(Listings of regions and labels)
■ ■ ■

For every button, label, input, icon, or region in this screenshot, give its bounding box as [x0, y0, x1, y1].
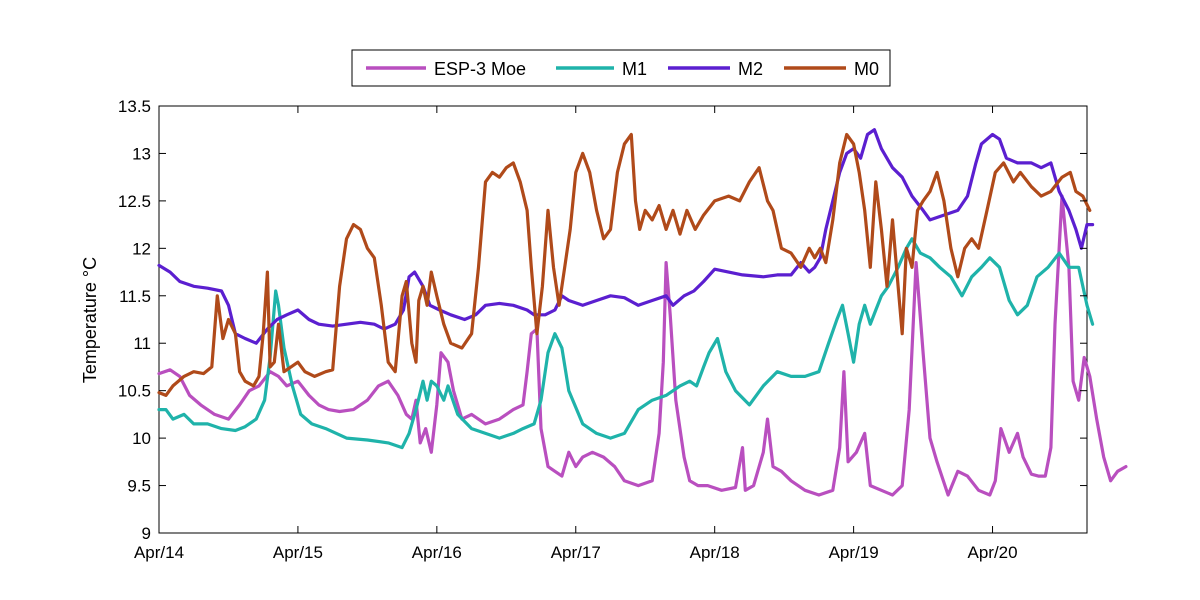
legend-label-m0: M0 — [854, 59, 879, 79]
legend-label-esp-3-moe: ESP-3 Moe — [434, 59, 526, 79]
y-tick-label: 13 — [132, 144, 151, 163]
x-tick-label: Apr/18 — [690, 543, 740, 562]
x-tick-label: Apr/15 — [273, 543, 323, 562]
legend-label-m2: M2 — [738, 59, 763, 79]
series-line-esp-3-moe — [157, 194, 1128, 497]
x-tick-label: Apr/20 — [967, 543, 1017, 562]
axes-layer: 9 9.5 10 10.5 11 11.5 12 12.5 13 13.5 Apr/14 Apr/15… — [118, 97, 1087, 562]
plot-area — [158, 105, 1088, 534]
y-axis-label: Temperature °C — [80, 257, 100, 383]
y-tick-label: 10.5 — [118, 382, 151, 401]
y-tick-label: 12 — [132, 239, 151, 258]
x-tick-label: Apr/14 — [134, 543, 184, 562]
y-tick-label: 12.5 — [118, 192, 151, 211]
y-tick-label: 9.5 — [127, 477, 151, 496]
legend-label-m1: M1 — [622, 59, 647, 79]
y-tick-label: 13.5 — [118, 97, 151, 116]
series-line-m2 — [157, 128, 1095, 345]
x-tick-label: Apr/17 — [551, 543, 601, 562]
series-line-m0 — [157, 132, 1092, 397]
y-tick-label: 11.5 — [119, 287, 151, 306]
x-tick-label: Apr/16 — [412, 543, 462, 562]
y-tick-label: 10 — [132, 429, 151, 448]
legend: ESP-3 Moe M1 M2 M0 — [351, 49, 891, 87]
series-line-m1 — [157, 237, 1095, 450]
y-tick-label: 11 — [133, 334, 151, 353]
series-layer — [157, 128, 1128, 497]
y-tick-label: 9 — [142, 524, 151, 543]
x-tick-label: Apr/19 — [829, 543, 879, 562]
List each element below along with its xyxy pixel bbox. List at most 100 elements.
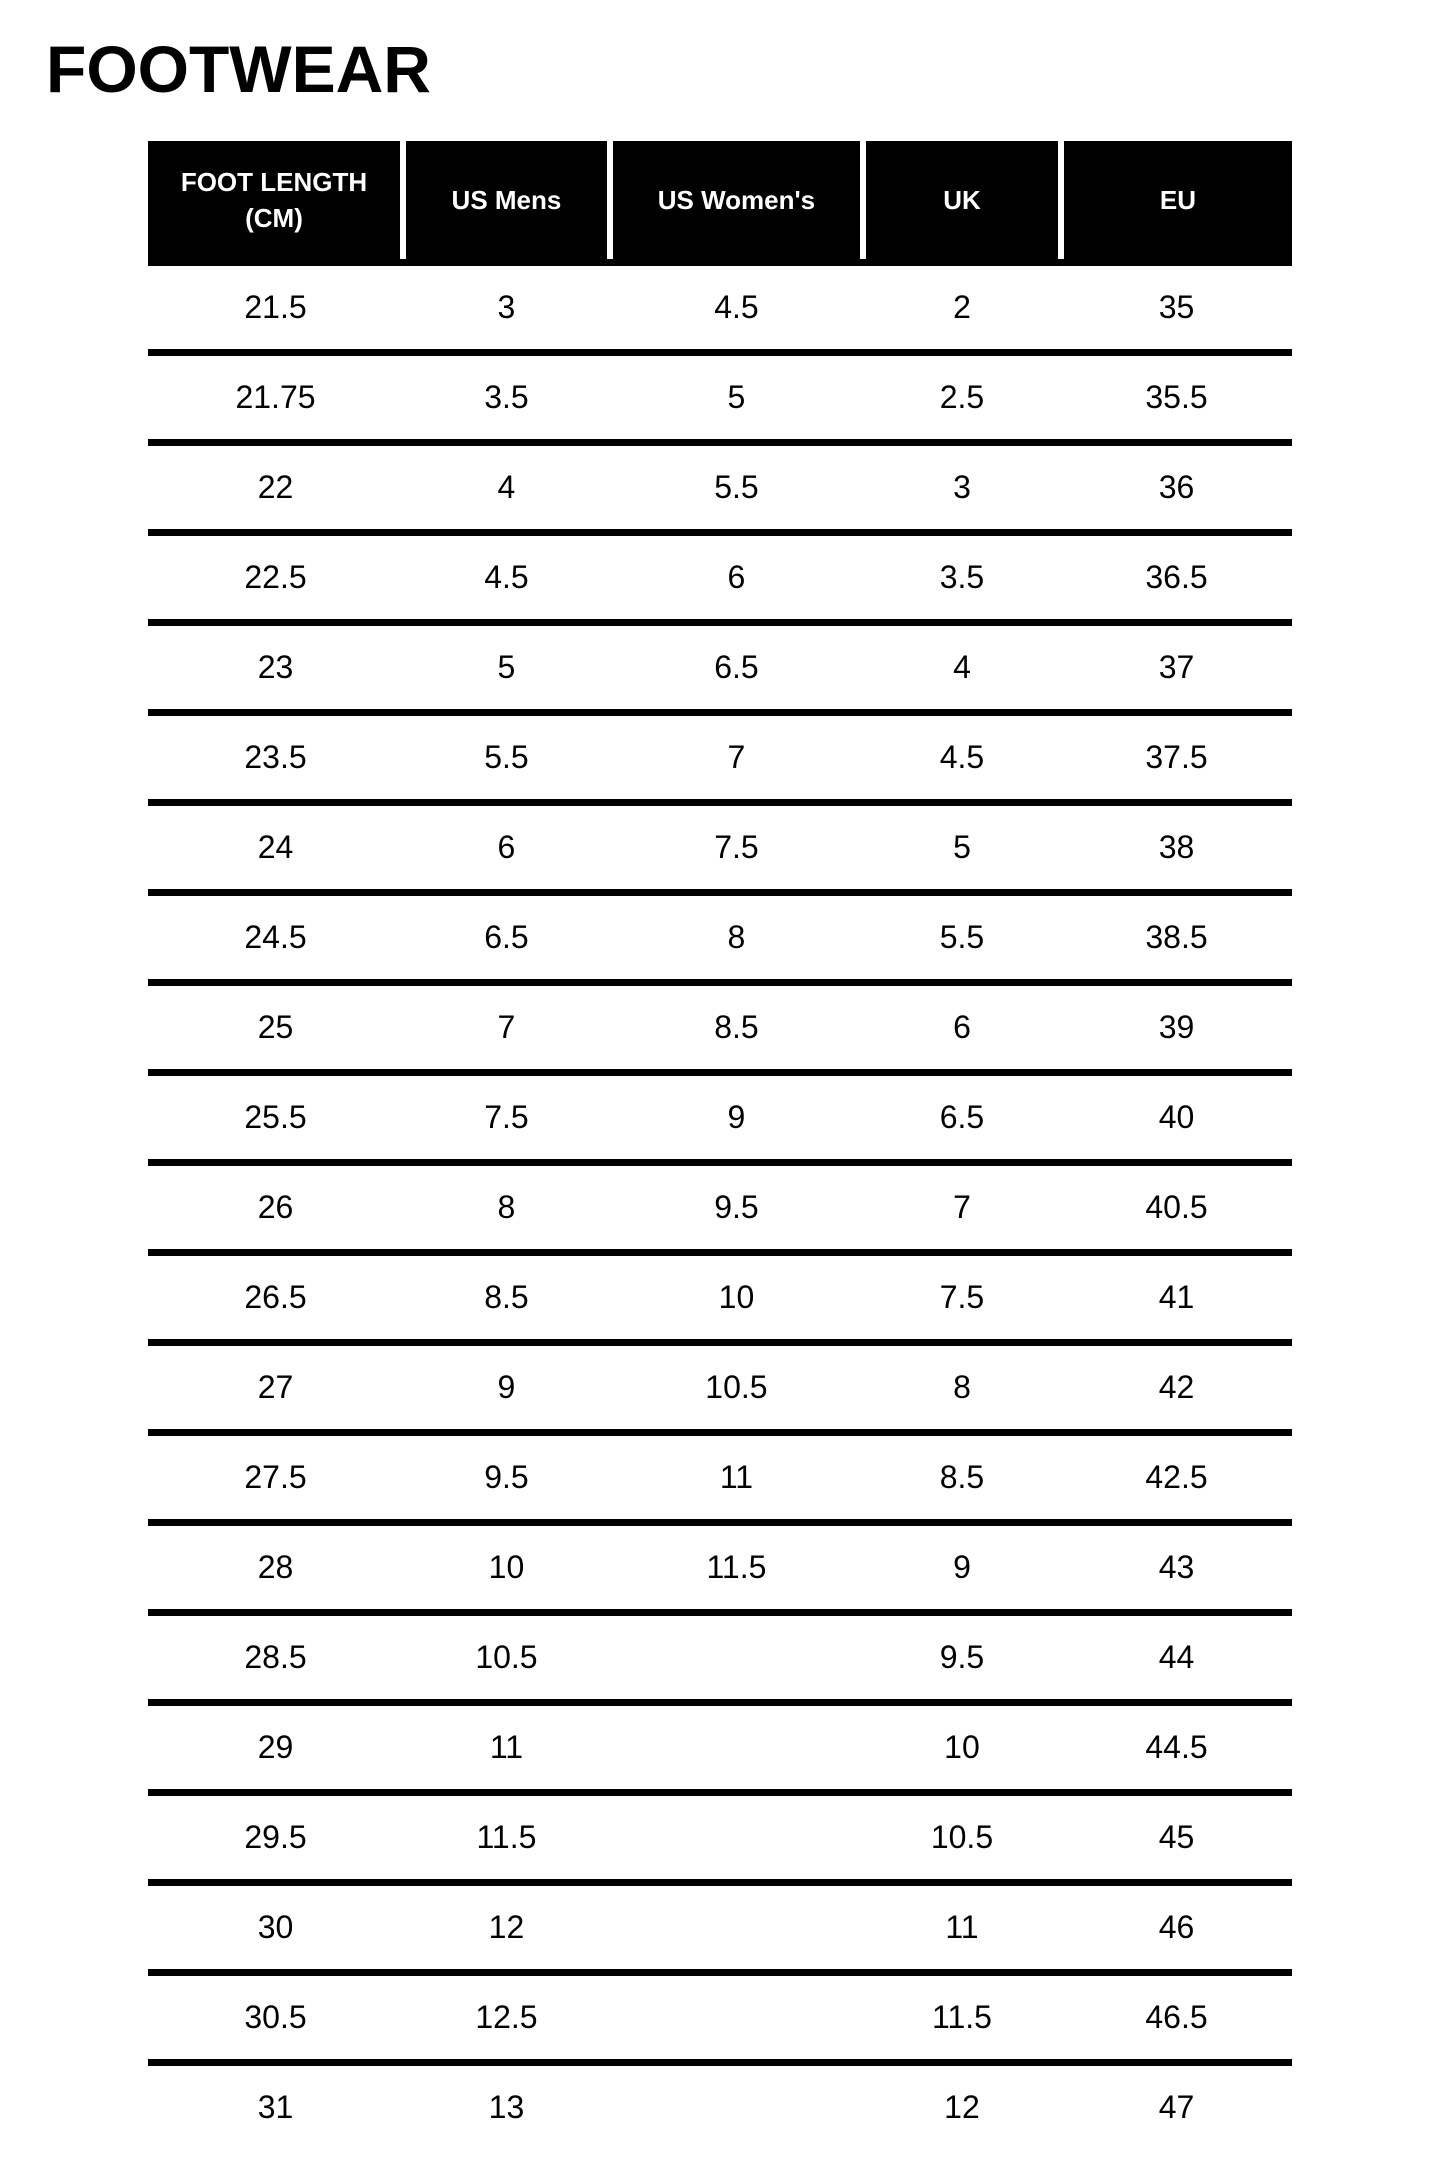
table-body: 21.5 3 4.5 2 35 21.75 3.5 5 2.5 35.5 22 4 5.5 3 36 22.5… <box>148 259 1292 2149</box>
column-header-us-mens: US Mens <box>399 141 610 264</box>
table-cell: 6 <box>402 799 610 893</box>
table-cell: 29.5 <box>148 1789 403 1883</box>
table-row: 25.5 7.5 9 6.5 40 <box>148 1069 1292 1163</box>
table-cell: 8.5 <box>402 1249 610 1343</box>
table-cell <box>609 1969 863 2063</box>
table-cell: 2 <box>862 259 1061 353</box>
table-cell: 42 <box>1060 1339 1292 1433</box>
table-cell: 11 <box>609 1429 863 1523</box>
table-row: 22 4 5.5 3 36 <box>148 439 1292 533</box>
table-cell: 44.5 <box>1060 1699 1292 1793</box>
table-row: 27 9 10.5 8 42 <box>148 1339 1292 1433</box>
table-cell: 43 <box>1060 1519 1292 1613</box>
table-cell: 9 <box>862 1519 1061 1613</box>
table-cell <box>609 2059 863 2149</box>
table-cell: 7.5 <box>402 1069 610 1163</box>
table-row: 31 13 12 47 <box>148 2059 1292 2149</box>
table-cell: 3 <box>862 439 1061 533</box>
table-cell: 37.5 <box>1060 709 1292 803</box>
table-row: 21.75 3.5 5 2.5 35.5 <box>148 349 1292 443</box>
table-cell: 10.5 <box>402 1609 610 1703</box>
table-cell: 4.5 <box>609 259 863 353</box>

■ ■ ■

*Instruction*:
Can you copy every line of the data above word for word, leaving out the pictures?

*Result of the exercise*:
For every button, label, input, icon, or region in this screenshot, give its bounding box as [x0, y0, x1, y1].
legend-label-m0: M0 — [854, 59, 879, 79]
legend-label-esp-3-moe: ESP-3 Moe — [434, 59, 526, 79]
y-tick-label: 13 — [132, 144, 151, 163]
x-tick-label: Apr/18 — [690, 543, 740, 562]
x-tick-label: Apr/15 — [273, 543, 323, 562]
legend-label-m2: M2 — [738, 59, 763, 79]
series-line-esp-3-moe — [157, 194, 1128, 497]
x-tick-label: Apr/20 — [967, 543, 1017, 562]
axes-layer: 9 9.5 10 10.5 11 11.5 12 12.5 13 13.5 Apr/14 Apr/15… — [118, 97, 1087, 562]
plot-area — [158, 105, 1088, 534]
y-axis-label: Temperature °C — [80, 257, 100, 383]
y-tick-label: 10.5 — [118, 382, 151, 401]
y-tick-label: 12 — [132, 239, 151, 258]
x-tick-label: Apr/14 — [134, 543, 184, 562]
y-tick-label: 12.5 — [118, 192, 151, 211]
y-tick-label: 9.5 — [127, 477, 151, 496]
legend-label-m1: M1 — [622, 59, 647, 79]
y-tick-label: 13.5 — [118, 97, 151, 116]
series-line-m2 — [157, 128, 1095, 345]
x-tick-label: Apr/17 — [551, 543, 601, 562]
series-line-m0 — [157, 132, 1092, 397]
y-tick-label: 11.5 — [119, 287, 151, 306]
x-tick-label: Apr/16 — [412, 543, 462, 562]
y-tick-label: 10 — [132, 429, 151, 448]
legend: ESP-3 Moe M1 M2 M0 — [351, 49, 891, 87]
series-line-m1 — [157, 237, 1095, 450]
y-tick-label: 11 — [133, 334, 151, 353]
series-layer — [157, 128, 1128, 497]
y-tick-label: 9 — [142, 524, 151, 543]
x-tick-label: Apr/19 — [829, 543, 879, 562]
List each element below along with its xyxy pixel bbox. List at most 100 elements.
table-body: 21.5 3 4.5 2 35 21.75 3.5 5 2.5 35.5 22 4 5.5 3 36 22.5… <box>148 259 1292 2149</box>
column-header-us-mens: US Mens <box>399 141 610 264</box>
table-cell: 6 <box>402 799 610 893</box>
table-cell: 29.5 <box>148 1789 403 1883</box>
table-row: 25.5 7.5 9 6.5 40 <box>148 1069 1292 1163</box>
table-cell: 8.5 <box>402 1249 610 1343</box>
table-cell <box>609 1969 863 2063</box>
table-cell: 2 <box>862 259 1061 353</box>
table-cell: 42 <box>1060 1339 1292 1433</box>
table-cell: 11 <box>609 1429 863 1523</box>
table-row: 22 4 5.5 3 36 <box>148 439 1292 533</box>
table-cell: 44.5 <box>1060 1699 1292 1793</box>
table-row: 27 9 10.5 8 42 <box>148 1339 1292 1433</box>
table-cell: 43 <box>1060 1519 1292 1613</box>
table-cell: 9 <box>862 1519 1061 1613</box>
table-cell <box>609 2059 863 2149</box>
table-cell: 7.5 <box>402 1069 610 1163</box>
table-row: 31 13 12 47 <box>148 2059 1292 2149</box>
table-cell: 3 <box>862 439 1061 533</box>
table-cell: 37.5 <box>1060 709 1292 803</box>
table-row: 21.75 3.5 5 2.5 35.5 <box>148 349 1292 443</box>
table-cell: 10.5 <box>402 1609 610 1703</box>
table-cell: 4.5 <box>609 259 863 353</box>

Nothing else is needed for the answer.